WHAT YOU ARE ASKED TO DO | Tally every line of the listing where the string "document" is found, and state the total alone.

(Saved entries)
__________________________________________________
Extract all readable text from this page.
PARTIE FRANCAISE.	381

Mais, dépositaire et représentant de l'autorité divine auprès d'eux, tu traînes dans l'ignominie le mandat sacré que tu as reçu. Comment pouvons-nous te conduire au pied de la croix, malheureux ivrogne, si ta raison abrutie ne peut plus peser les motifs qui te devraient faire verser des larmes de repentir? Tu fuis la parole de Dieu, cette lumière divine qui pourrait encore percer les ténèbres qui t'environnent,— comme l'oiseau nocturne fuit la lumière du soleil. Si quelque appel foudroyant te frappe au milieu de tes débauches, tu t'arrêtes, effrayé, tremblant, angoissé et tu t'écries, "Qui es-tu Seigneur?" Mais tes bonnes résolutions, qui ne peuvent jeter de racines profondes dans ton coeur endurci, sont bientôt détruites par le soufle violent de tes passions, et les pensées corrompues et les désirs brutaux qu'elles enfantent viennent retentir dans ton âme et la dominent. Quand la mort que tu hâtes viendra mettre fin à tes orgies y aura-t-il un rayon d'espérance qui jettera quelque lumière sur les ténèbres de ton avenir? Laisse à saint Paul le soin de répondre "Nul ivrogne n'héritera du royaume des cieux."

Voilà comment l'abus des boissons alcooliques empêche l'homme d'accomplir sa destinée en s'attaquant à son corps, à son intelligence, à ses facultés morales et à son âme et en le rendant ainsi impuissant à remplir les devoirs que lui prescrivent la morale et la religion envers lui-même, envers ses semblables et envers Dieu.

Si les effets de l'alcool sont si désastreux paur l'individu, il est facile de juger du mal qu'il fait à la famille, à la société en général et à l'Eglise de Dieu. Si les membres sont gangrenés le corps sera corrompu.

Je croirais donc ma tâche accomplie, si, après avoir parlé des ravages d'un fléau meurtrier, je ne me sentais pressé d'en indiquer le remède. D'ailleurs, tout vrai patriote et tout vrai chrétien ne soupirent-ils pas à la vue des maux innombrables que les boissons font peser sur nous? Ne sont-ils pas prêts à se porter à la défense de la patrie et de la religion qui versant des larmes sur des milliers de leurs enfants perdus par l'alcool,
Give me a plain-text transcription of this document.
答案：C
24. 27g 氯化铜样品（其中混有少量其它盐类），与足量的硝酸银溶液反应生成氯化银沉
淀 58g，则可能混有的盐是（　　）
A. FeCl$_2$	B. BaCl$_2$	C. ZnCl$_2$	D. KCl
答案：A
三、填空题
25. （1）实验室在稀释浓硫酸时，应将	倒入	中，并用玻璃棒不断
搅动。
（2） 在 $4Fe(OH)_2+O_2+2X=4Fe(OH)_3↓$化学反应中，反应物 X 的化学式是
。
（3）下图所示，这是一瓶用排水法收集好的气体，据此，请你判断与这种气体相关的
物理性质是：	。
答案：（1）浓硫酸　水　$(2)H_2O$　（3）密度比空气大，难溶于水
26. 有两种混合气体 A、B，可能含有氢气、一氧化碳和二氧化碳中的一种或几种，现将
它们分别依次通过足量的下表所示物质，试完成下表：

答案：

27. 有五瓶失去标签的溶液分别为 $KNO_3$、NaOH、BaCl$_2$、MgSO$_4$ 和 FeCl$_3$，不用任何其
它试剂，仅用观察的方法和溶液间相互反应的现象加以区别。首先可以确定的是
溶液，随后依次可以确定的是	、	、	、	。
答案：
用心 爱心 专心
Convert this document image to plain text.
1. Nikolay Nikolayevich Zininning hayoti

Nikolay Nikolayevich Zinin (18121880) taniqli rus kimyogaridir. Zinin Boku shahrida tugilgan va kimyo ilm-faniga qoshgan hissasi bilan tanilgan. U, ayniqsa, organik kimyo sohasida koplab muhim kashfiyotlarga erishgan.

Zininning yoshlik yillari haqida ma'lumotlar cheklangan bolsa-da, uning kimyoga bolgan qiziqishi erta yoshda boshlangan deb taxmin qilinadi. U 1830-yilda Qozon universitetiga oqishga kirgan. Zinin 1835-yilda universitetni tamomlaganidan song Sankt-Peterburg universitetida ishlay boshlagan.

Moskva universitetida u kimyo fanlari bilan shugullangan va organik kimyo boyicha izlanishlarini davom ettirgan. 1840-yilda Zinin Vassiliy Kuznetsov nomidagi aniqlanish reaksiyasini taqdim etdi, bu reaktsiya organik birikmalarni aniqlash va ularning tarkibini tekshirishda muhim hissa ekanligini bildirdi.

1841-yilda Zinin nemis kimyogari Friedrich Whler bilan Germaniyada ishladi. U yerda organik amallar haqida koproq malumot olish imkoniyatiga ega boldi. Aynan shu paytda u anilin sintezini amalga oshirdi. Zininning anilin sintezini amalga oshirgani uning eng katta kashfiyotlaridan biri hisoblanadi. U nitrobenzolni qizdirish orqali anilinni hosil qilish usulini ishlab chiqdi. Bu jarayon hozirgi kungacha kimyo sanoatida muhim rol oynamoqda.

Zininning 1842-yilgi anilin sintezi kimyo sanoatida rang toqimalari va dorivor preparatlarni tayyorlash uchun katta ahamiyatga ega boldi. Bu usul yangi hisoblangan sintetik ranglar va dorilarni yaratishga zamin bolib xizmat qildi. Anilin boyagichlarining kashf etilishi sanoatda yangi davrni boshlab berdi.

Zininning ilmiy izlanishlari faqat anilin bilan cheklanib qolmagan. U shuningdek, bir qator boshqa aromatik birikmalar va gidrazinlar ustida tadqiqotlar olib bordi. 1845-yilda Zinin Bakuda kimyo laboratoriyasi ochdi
__________________________________________________
WRITTEN ANSWER | 2